→ THE DATA:
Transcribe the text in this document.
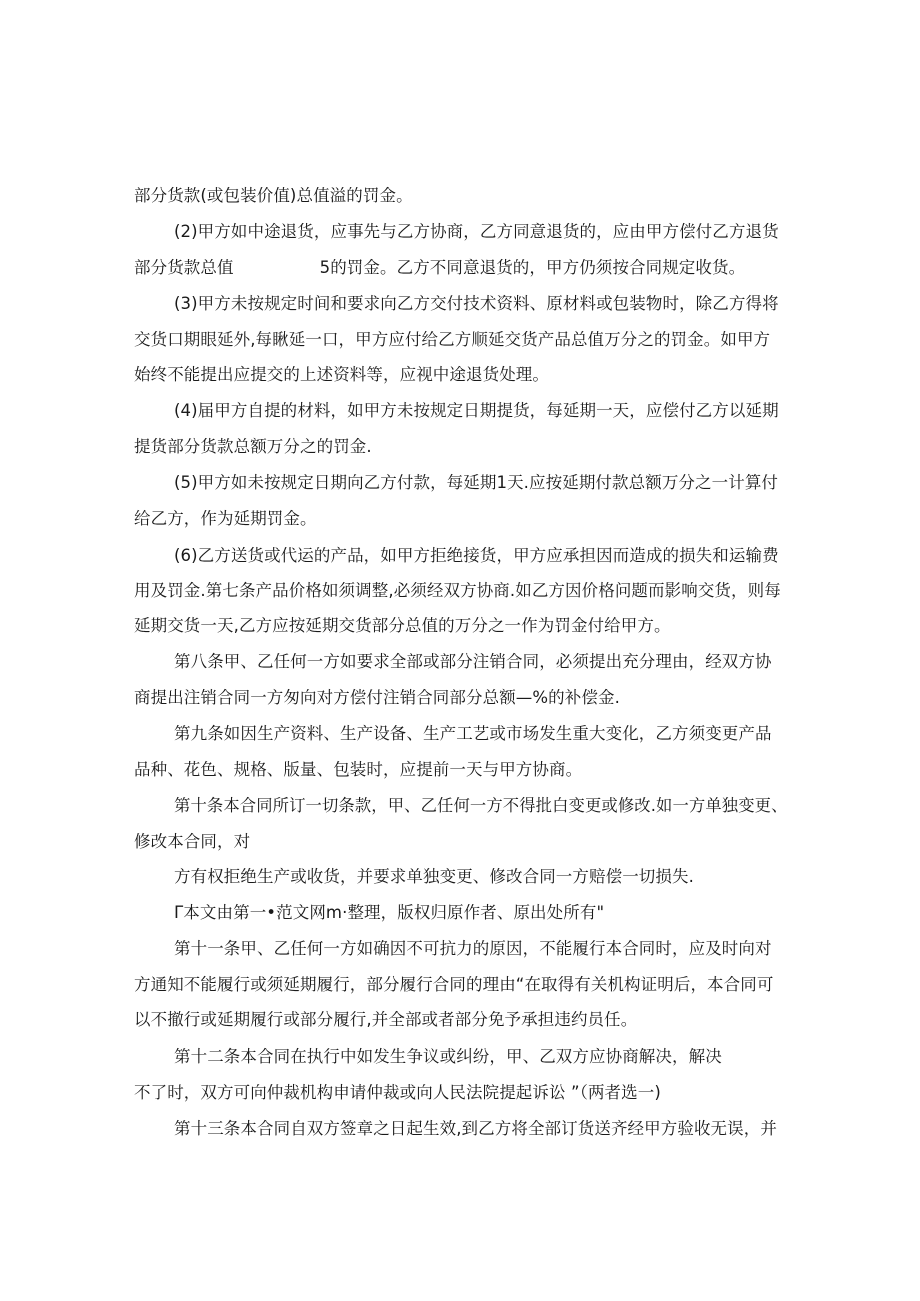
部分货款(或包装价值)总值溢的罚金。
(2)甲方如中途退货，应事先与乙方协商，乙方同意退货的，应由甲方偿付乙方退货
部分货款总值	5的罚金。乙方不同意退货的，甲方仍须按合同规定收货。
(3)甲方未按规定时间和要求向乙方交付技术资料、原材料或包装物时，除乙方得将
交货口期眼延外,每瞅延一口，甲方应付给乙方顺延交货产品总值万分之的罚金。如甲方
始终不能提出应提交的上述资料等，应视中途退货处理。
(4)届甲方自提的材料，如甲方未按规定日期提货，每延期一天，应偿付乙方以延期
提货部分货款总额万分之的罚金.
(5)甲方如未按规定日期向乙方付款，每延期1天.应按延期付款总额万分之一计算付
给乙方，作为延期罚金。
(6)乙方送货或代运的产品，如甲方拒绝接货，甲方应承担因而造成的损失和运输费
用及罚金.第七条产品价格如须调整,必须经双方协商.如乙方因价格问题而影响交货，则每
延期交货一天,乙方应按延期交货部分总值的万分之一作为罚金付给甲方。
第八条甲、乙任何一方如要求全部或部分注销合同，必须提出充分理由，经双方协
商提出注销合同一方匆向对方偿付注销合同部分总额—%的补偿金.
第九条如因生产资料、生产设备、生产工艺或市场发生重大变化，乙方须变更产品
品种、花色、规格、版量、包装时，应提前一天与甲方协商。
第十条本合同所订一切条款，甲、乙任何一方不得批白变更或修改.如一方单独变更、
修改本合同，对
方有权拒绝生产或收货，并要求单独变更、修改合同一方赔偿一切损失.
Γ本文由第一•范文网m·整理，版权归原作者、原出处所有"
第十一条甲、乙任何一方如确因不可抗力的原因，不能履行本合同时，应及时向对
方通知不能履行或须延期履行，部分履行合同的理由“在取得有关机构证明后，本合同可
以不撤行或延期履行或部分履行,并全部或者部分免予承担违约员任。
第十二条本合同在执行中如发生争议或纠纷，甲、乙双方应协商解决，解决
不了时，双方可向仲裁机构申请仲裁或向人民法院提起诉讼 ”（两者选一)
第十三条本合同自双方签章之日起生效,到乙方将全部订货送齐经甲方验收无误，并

→ YOUR TASK: Without including any pictures, print all of the material exactly as given.

→ RESPONSE:
Transcribe the text in this document.
部分货款(或包装价值)总值溢的罚金。
(2)甲方如中途退货，应事先与乙方协商，乙方同意退货的，应由甲方偿付乙方退货
部分货款总值	5的罚金。乙方不同意退货的，甲方仍须按合同规定收货。
(3)甲方未按规定时间和要求向乙方交付技术资料、原材料或包装物时，除乙方得将
交货口期眼延外,每瞅延一口，甲方应付给乙方顺延交货产品总值万分之的罚金。如甲方
始终不能提出应提交的上述资料等，应视中途退货处理。
(4)届甲方自提的材料，如甲方未按规定日期提货，每延期一天，应偿付乙方以延期
提货部分货款总额万分之的罚金.
(5)甲方如未按规定日期向乙方付款，每延期1天.应按延期付款总额万分之一计算付
给乙方，作为延期罚金。
(6)乙方送货或代运的产品，如甲方拒绝接货，甲方应承担因而造成的损失和运输费
用及罚金.第七条产品价格如须调整,必须经双方协商.如乙方因价格问题而影响交货，则每
延期交货一天,乙方应按延期交货部分总值的万分之一作为罚金付给甲方。
第八条甲、乙任何一方如要求全部或部分注销合同，必须提出充分理由，经双方协
商提出注销合同一方匆向对方偿付注销合同部分总额—%的补偿金.
第九条如因生产资料、生产设备、生产工艺或市场发生重大变化，乙方须变更产品
品种、花色、规格、版量、包装时，应提前一天与甲方协商。
第十条本合同所订一切条款，甲、乙任何一方不得批白变更或修改.如一方单独变更、
修改本合同，对
方有权拒绝生产或收货，并要求单独变更、修改合同一方赔偿一切损失.
Γ本文由第一•范文网m·整理，版权归原作者、原出处所有"
第十一条甲、乙任何一方如确因不可抗力的原因，不能履行本合同时，应及时向对
方通知不能履行或须延期履行，部分履行合同的理由“在取得有关机构证明后，本合同可
以不撤行或延期履行或部分履行,并全部或者部分免予承担违约员任。
第十二条本合同在执行中如发生争议或纠纷，甲、乙双方应协商解决，解决
不了时，双方可向仲裁机构申请仲裁或向人民法院提起诉讼 ”（两者选一)
第十三条本合同自双方签章之日起生效,到乙方将全部订货送齐经甲方验收无误，并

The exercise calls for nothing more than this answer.